- Exercise objective
Set down all of the data exactly as it appears.

- Items
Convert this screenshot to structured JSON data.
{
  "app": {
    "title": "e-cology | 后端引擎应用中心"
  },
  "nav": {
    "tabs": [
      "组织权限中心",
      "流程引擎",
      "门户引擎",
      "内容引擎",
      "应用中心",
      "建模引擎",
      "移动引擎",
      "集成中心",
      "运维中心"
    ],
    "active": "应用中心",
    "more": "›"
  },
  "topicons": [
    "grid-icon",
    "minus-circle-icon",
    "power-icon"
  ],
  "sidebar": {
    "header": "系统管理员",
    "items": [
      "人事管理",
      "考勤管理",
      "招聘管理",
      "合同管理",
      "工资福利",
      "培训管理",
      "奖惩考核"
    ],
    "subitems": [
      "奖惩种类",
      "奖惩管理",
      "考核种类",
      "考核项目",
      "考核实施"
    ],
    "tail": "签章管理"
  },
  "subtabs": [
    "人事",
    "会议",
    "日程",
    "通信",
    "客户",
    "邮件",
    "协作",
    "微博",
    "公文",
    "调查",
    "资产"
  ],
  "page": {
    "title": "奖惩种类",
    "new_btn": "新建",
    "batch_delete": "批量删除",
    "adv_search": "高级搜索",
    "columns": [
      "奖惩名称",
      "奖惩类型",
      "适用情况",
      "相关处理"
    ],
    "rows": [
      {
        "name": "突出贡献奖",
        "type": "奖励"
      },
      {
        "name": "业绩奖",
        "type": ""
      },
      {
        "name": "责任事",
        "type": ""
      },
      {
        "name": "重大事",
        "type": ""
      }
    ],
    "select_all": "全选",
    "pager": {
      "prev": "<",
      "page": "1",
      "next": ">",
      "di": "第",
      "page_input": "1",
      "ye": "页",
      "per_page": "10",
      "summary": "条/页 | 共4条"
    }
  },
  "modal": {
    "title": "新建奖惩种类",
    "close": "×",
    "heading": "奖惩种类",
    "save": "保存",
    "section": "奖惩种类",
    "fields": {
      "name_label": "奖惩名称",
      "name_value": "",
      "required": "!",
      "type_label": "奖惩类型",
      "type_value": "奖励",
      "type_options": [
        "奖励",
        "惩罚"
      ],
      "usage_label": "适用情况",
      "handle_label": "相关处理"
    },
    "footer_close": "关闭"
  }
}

- Reply to the task
Convert this screenshot to structured JSON data.
{
  "app": {
    "title": "e-cology | 后端引擎应用中心"
  },
  "nav": {
    "tabs": [
      "组织权限中心",
      "流程引擎",
      "门户引擎",
      "内容引擎",
      "应用中心",
      "建模引擎",
      "移动引擎",
      "集成中心",
      "运维中心"
    ],
    "active": "应用中心",
    "more": "›"
  },
  "topicons": [
    "grid-icon",
    "minus-circle-icon",
    "power-icon"
  ],
  "sidebar": {
    "header": "系统管理员",
    "items": [
      "人事管理",
      "考勤管理",
      "招聘管理",
      "合同管理",
      "工资福利",
      "培训管理",
      "奖惩考核"
    ],
    "subitems": [
      "奖惩种类",
      "奖惩管理",
      "考核种类",
      "考核项目",
      "考核实施"
    ],
    "tail": "签章管理"
  },
  "subtabs": [
    "人事",
    "会议",
    "日程",
    "通信",
    "客户",
    "邮件",
    "协作",
    "微博",
    "公文",
    "调查",
    "资产"
  ],
  "page": {
    "title": "奖惩种类",
    "new_btn": "新建",
    "batch_delete": "批量删除",
    "adv_search": "高级搜索",
    "columns": [
      "奖惩名称",
      "奖惩类型",
      "适用情况",
      "相关处理"
    ],
    "rows": [
      {
        "name": "突出贡献奖",
        "type": "奖励"
      },
      {
        "name": "业绩奖",
        "type": ""
      },
      {
        "name": "责任事",
        "type": ""
      },
      {
        "name": "重大事",
        "type": ""
      }
    ],
    "select_all": "全选",
    "pager": {
      "prev": "<",
      "page": "1",
      "next": ">",
      "di": "第",
      "page_input": "1",
      "ye": "页",
      "per_page": "10",
      "summary": "条/页 | 共4条"
    }
  },
  "modal": {
    "title": "新建奖惩种类",
    "close": "×",
    "heading": "奖惩种类",
    "save": "保存",
    "section": "奖惩种类",
    "fields": {
      "name_label": "奖惩名称",
      "name_value": "",
      "required": "!",
      "type_label": "奖惩类型",
      "type_value": "奖励",
      "type_options": [
        "奖励",
        "惩罚"
      ],
      "usage_label": "适用情况",
      "handle_label": "相关处理"
    },
    "footer_close": "关闭"
  }
}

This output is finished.